#### Records for the exercise:
· · · · ·

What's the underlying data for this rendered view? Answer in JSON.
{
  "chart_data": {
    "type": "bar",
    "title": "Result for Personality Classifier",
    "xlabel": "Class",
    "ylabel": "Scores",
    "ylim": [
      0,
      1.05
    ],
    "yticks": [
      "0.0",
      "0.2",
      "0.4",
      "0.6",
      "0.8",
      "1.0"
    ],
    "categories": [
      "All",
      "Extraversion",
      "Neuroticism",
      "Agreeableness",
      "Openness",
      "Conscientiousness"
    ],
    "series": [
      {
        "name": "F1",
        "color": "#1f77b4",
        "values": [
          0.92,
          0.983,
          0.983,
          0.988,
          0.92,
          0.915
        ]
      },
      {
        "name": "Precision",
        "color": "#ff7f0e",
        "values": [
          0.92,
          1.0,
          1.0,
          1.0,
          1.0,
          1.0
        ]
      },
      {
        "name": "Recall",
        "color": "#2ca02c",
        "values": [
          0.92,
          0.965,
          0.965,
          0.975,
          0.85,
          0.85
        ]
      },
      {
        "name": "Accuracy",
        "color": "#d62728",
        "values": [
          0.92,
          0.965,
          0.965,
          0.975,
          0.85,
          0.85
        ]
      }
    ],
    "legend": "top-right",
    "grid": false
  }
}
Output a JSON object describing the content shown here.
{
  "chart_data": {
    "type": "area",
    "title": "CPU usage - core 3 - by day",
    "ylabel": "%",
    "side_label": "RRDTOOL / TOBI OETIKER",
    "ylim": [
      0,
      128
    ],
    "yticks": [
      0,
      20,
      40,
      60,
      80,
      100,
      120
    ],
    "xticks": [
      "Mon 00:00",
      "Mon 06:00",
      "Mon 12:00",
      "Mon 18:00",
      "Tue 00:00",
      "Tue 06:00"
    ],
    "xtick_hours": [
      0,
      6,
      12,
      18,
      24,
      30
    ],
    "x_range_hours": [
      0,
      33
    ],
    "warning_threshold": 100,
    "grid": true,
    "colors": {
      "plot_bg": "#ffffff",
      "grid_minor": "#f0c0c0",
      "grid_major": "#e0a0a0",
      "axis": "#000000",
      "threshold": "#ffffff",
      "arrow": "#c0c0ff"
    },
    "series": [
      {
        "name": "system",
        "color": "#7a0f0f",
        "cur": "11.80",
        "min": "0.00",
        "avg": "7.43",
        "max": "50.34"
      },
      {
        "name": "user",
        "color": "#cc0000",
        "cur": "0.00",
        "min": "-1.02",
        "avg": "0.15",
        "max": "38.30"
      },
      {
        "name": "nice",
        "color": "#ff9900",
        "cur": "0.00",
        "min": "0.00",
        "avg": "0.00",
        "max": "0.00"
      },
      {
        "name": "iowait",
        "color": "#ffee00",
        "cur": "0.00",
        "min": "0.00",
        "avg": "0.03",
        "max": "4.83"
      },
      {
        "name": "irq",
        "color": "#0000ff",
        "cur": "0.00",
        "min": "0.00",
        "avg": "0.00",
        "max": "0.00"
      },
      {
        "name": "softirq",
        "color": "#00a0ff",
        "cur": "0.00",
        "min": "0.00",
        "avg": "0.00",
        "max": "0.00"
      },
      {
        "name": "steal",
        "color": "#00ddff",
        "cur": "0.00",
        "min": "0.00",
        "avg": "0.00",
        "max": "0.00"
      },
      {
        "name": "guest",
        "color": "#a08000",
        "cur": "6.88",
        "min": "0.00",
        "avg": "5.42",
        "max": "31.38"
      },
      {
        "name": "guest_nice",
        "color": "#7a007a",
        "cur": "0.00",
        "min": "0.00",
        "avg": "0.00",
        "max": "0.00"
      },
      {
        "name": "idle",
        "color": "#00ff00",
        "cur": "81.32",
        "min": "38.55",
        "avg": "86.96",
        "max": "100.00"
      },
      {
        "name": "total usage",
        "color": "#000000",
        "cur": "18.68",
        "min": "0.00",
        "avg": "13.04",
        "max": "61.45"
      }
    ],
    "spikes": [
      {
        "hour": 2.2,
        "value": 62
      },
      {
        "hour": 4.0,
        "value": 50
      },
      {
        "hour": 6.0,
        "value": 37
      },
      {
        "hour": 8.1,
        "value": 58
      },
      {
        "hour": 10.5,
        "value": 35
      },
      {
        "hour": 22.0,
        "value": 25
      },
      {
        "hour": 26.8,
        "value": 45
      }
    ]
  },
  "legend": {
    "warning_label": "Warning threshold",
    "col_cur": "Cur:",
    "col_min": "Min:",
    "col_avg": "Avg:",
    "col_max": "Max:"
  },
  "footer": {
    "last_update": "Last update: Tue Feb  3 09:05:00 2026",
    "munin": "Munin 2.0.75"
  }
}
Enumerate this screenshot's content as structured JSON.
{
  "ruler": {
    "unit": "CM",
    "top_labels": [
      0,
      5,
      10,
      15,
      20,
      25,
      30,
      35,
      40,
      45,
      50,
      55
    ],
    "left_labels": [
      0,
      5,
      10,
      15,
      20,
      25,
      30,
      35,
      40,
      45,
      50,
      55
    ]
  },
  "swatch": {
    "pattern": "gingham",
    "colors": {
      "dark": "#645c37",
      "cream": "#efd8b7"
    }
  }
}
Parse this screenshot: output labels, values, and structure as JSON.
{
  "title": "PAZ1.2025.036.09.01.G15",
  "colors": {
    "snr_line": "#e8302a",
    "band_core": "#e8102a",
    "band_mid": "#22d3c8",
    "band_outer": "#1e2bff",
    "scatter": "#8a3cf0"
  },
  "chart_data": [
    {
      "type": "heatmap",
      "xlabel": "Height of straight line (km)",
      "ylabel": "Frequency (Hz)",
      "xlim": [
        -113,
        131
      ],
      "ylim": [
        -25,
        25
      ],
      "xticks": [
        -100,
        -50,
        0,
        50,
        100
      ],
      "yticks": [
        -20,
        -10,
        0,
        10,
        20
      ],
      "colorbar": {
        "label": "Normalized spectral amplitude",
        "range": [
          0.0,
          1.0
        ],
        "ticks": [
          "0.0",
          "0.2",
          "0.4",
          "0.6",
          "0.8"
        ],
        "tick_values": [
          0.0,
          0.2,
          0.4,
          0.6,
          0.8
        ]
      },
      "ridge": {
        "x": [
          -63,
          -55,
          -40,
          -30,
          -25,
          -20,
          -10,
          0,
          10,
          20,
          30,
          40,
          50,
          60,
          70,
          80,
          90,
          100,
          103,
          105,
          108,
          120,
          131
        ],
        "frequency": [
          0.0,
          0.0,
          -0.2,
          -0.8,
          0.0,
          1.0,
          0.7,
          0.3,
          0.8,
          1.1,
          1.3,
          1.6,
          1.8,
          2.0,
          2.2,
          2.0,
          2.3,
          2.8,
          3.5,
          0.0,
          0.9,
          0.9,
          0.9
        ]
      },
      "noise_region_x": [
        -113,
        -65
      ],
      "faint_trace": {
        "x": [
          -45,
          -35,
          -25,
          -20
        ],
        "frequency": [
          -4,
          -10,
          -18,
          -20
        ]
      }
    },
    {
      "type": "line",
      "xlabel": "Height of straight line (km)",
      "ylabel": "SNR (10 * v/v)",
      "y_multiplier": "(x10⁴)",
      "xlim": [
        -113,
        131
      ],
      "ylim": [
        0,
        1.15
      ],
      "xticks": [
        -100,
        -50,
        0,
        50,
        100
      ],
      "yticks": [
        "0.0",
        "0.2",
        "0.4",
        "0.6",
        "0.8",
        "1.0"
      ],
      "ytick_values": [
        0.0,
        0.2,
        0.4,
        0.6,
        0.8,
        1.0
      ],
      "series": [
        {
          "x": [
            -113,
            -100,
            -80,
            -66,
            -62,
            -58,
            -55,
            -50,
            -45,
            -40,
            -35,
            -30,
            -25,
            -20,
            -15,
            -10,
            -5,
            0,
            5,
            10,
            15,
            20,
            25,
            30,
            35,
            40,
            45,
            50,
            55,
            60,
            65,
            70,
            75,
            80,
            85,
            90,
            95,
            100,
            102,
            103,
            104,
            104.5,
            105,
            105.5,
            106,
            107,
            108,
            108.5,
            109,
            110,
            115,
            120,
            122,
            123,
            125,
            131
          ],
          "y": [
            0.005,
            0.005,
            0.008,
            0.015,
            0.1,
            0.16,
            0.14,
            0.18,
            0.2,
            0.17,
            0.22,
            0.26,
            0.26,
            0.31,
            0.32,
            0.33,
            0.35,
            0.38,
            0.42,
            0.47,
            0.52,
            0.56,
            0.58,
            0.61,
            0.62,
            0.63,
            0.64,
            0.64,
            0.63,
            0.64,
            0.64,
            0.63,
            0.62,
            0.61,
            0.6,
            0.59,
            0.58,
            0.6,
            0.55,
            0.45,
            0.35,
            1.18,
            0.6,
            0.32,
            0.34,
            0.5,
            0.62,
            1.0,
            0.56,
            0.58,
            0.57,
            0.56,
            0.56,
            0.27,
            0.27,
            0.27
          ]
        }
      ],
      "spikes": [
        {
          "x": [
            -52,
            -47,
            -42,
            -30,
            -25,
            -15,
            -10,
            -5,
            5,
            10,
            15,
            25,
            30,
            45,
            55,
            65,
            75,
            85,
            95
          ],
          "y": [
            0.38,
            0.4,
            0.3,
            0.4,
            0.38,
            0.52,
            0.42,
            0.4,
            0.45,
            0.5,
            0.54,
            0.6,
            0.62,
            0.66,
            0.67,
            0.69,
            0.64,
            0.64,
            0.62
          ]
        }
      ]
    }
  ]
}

· · · · ·

#### Task to complete:
Out of the preceding entries, pull every line containing the string "ylabel".

#### In response:
    "ylabel": "Scores",
    "ylabel": "%",
      "ylabel": "Frequency (Hz)",
      "ylabel": "SNR (10 * v/v)",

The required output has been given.